Data extracted from a collection:
━━━━━━━━━━━━━━━━━━━━

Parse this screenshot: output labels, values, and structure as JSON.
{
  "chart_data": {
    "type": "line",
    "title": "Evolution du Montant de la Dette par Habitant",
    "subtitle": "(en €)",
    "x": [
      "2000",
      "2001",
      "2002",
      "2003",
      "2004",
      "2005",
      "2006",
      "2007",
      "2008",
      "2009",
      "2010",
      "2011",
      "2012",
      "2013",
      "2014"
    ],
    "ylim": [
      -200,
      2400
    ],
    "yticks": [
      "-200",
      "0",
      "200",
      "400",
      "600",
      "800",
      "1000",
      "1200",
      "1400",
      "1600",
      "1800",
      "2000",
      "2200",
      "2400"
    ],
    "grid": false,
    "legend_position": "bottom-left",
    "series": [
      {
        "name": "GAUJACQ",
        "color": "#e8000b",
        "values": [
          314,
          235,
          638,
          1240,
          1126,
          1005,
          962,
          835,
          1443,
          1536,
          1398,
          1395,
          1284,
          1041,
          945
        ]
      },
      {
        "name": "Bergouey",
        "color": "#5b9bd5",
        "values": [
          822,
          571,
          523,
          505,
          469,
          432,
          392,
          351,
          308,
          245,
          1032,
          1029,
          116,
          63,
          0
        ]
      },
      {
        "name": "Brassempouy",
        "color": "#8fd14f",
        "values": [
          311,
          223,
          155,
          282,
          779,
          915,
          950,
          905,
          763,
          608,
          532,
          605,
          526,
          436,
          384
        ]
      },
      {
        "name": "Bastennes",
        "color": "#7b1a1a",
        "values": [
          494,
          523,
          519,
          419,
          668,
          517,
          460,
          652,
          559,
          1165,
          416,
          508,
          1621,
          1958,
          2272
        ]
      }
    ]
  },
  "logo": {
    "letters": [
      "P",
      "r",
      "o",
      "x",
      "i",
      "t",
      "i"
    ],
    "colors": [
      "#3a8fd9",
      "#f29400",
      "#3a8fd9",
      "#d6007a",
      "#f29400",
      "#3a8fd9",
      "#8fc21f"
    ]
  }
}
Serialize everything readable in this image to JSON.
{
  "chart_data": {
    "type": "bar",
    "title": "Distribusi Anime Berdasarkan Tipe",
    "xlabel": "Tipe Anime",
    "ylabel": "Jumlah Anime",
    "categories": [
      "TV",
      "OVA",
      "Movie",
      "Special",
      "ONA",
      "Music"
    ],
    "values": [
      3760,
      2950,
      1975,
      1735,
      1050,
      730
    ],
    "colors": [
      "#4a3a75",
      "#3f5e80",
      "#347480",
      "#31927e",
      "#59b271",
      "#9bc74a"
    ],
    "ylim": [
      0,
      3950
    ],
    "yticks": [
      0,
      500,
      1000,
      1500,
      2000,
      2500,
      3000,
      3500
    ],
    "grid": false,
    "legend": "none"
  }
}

━━━━━━━━━━━━━━━━━━━━

• _What you need to do_
Each line from the one with "Serialize everything readable" through the last line of the records must be written out word for word. Include nothing else.

• _Exercise solution_
Serialize everything readable in this image to JSON.
{
  "chart_data": {
    "type": "bar",
    "title": "Distribusi Anime Berdasarkan Tipe",
    "xlabel": "Tipe Anime",
    "ylabel": "Jumlah Anime",
    "categories": [
      "TV",
      "OVA",
      "Movie",
      "Special",
      "ONA",
      "Music"
    ],
    "values": [
      3760,
      2950,
      1975,
      1735,
      1050,
      730
    ],
    "colors": [
      "#4a3a75",
      "#3f5e80",
      "#347480",
      "#31927e",
      "#59b271",
      "#9bc74a"
    ],
    "ylim": [
      0,
      3950
    ],
    "yticks": [
      0,
      500,
      1000,
      1500,
      2000,
      2500,
      3000,
      3500
    ],
    "grid": false,
    "legend": "none"
  }
}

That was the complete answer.